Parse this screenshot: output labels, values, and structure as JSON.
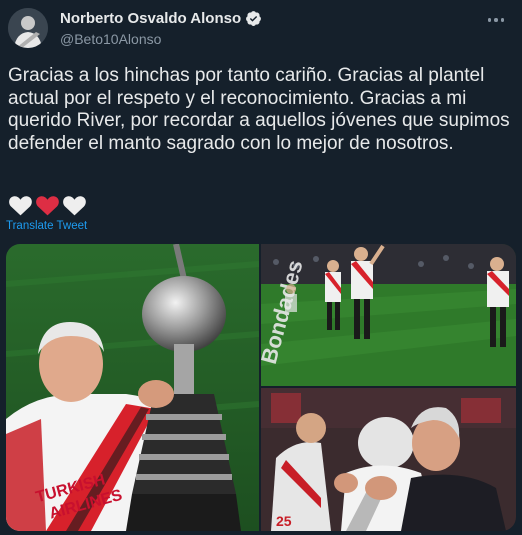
{
  "author": {
    "display_name": "Norberto Osvaldo Alonso",
    "handle": "@Beto10Alonso",
    "verified": true
  },
  "tweet": {
    "text": "Gracias a los hinchas por tanto cariño. Gracias al plantel actual por el respeto y el reconocimiento. Gracias a mi querido River, por recordar a aquellos jóvenes que supimos defender el manto sagrado con lo mejor de nosotros.",
    "emojis": [
      "white-heart",
      "red-heart",
      "white-heart"
    ],
    "translate_label": "Translate Tweet"
  },
  "media": {
    "jersey_text": "TURKISH\nAIRLINES",
    "field_text": "Bondades"
  },
  "colors": {
    "background": "#15202b",
    "link": "#1d9bf0",
    "verified": "#e7e9ea",
    "secondary_text": "#8b98a5"
  }
}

= = = =

(WHAT THE TASK ASKS): Repeat the lines above exactly, and keep every picture out.

(RESPONSE):
Parse this screenshot: output labels, values, and structure as JSON.
{
  "author": {
    "display_name": "Norberto Osvaldo Alonso",
    "handle": "@Beto10Alonso",
    "verified": true
  },
  "tweet": {
    "text": "Gracias a los hinchas por tanto cariño. Gracias al plantel actual por el respeto y el reconocimiento. Gracias a mi querido River, por recordar a aquellos jóvenes que supimos defender el manto sagrado con lo mejor de nosotros.",
    "emojis": [
      "white-heart",
      "red-heart",
      "white-heart"
    ],
    "translate_label": "Translate Tweet"
  },
  "media": {
    "jersey_text": "TURKISH\nAIRLINES",
    "field_text": "Bondades"
  },
  "colors": {
    "background": "#15202b",
    "link": "#1d9bf0",
    "verified": "#e7e9ea",
    "secondary_text": "#8b98a5"
  }
}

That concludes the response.